[Figure record extracts]:
• • • •

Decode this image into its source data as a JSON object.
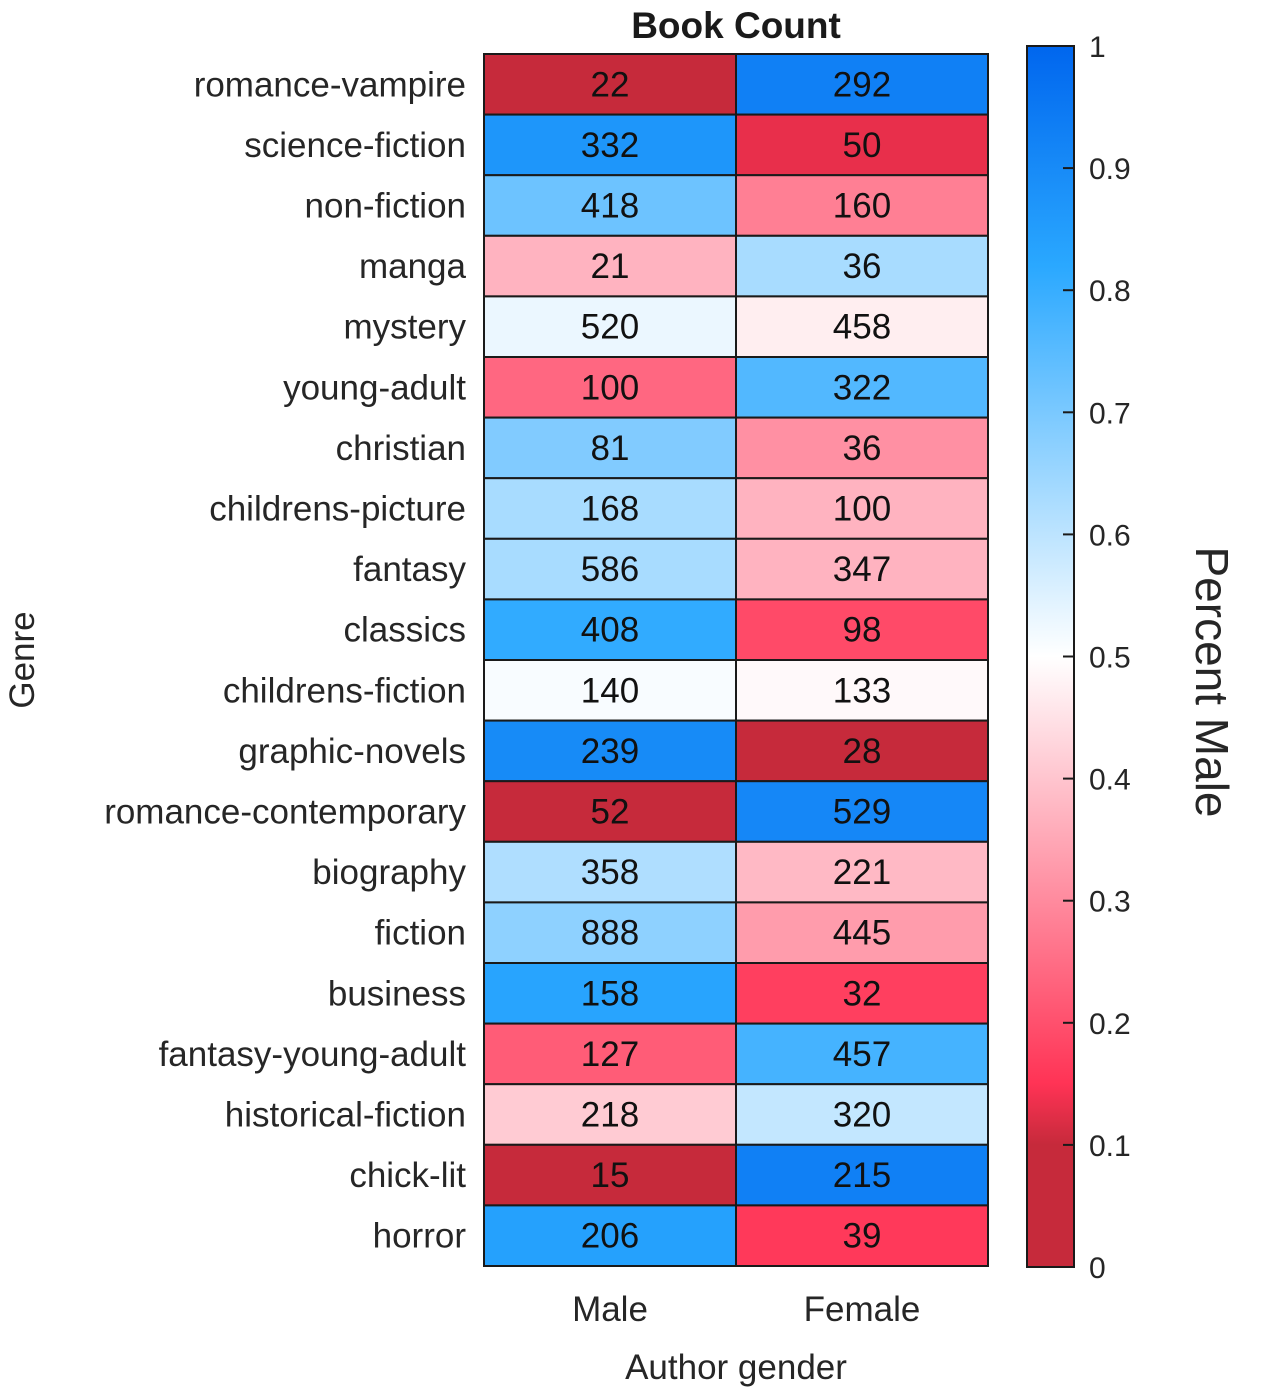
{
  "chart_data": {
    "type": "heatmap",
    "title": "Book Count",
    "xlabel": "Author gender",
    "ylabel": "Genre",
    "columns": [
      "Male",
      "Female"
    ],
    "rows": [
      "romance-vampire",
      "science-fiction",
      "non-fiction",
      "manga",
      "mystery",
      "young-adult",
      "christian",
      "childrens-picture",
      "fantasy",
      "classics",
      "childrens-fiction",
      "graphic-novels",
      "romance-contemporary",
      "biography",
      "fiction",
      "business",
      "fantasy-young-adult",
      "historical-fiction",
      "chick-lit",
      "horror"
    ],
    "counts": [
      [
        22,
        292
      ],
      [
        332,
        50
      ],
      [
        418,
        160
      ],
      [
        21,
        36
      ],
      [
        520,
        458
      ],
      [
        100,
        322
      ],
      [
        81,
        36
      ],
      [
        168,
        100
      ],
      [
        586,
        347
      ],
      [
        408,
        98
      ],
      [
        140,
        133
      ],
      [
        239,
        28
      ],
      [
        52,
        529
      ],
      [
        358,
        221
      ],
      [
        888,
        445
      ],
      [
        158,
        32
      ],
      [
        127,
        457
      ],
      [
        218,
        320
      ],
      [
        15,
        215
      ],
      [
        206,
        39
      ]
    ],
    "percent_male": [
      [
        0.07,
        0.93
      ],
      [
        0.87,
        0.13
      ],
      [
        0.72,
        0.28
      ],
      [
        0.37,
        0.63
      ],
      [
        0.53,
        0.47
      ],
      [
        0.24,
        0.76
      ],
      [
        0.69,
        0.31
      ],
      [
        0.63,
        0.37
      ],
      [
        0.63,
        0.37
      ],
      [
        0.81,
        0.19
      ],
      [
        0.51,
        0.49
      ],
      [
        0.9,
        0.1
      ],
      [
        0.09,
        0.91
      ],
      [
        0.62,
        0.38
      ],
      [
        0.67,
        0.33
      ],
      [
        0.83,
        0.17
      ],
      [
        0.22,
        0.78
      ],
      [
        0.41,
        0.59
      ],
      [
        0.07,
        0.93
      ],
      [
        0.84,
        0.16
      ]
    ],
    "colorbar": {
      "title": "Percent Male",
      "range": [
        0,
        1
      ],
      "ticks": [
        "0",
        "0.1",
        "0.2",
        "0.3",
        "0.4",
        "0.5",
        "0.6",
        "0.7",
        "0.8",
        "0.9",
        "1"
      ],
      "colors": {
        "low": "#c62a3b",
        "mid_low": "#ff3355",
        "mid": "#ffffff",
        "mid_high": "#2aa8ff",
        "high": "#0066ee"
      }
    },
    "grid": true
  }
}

• • • •

[PROBLEM TO WORK ON]: Pull out all lines from the listing that contain the string "title".

[IN RESPONSE]:
    "title": "Book Count",
      "title": "Percent Male",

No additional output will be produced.